# start of RAW DATA

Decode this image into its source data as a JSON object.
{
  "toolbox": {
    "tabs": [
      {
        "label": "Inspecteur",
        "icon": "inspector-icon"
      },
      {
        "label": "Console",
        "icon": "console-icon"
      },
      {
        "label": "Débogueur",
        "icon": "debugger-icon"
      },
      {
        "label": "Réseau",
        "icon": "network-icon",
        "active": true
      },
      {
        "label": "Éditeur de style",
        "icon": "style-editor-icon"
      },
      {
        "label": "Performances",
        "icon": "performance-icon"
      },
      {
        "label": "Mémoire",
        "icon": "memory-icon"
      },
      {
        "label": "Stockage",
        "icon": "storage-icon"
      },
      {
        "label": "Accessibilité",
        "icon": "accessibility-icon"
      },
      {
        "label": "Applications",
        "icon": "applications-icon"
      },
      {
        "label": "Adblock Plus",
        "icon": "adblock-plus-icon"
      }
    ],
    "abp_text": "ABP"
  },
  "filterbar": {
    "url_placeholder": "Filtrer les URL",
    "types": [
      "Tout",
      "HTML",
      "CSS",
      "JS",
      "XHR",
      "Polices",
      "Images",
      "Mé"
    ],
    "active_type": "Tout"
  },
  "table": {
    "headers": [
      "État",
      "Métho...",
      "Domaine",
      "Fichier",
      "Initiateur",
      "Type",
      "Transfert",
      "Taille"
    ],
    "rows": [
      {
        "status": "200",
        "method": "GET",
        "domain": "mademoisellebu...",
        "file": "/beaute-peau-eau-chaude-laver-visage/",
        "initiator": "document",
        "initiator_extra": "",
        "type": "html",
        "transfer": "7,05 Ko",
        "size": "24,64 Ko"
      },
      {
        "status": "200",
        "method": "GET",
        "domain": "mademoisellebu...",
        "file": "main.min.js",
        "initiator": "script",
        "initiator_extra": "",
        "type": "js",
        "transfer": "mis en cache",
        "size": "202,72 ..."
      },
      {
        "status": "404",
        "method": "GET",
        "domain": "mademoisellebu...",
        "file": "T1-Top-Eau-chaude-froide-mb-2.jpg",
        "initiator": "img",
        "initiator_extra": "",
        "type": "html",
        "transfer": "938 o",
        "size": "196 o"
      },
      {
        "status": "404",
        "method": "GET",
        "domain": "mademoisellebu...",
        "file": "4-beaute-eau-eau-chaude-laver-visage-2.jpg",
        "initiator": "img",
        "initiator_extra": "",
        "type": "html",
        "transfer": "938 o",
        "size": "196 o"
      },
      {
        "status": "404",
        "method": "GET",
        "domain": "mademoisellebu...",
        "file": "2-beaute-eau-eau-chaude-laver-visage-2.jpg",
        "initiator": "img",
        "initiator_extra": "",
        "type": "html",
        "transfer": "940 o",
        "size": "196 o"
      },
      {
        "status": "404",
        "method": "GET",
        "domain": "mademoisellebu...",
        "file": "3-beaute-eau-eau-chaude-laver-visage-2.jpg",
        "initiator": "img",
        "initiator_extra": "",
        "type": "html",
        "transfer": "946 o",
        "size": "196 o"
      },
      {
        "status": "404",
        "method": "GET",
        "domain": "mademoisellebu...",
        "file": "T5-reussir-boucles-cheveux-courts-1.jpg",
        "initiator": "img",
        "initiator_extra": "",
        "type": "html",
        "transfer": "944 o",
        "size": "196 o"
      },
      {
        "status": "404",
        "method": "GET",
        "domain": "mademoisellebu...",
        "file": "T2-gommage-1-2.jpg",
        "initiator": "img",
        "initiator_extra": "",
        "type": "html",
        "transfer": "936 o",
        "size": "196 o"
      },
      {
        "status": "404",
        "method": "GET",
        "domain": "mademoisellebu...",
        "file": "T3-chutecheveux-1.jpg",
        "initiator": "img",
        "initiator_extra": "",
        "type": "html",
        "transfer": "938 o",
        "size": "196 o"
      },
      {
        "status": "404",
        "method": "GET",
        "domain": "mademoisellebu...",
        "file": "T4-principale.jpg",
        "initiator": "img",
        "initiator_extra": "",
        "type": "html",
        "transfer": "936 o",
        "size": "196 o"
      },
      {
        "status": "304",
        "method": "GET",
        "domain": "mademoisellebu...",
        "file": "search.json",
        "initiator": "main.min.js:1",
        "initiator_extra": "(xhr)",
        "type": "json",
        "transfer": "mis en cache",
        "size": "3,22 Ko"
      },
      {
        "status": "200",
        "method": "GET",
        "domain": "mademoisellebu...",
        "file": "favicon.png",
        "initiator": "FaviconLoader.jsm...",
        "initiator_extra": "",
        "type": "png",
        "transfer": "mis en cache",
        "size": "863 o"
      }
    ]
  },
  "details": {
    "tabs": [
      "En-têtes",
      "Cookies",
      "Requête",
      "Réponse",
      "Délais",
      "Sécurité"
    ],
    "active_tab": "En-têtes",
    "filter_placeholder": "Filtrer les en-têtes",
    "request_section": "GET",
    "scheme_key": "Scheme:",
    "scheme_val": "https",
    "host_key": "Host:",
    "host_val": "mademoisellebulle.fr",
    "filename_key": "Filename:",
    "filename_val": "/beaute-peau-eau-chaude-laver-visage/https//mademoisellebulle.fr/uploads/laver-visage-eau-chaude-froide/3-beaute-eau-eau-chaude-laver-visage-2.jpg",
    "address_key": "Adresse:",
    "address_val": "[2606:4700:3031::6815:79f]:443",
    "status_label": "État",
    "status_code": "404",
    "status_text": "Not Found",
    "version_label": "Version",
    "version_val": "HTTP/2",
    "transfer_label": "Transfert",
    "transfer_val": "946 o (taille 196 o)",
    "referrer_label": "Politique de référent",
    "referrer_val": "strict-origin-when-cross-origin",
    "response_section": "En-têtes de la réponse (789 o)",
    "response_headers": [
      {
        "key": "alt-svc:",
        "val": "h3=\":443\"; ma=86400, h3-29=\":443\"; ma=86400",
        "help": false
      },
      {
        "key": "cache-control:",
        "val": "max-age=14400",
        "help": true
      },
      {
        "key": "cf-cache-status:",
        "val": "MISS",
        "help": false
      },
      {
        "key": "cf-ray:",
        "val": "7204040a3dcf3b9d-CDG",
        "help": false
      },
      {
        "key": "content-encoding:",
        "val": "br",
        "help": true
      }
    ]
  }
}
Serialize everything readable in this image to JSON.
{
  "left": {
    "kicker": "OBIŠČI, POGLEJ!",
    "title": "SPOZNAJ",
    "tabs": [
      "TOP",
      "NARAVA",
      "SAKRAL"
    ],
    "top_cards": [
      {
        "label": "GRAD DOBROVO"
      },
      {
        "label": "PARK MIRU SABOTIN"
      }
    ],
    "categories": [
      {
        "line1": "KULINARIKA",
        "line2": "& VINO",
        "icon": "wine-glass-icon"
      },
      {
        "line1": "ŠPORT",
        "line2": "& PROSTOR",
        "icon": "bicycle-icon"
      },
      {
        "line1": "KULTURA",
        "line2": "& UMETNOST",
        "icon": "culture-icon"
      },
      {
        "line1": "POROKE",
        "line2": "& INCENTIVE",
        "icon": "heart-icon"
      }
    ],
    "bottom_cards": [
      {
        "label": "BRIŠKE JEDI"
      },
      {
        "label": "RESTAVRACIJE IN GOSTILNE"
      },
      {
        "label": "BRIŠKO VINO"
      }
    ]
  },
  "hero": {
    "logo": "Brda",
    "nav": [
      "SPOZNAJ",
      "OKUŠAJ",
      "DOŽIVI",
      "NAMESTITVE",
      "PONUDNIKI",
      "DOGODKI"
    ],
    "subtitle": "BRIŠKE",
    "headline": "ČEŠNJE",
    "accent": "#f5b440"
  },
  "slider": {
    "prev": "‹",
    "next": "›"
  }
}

# end of RAW DATA

WORK TO BE COMPLETED
From the entries above, return each line with the word "Transfert" in it.

THE REPLY
      "Transfert",
    "transfer_label": "Transfert",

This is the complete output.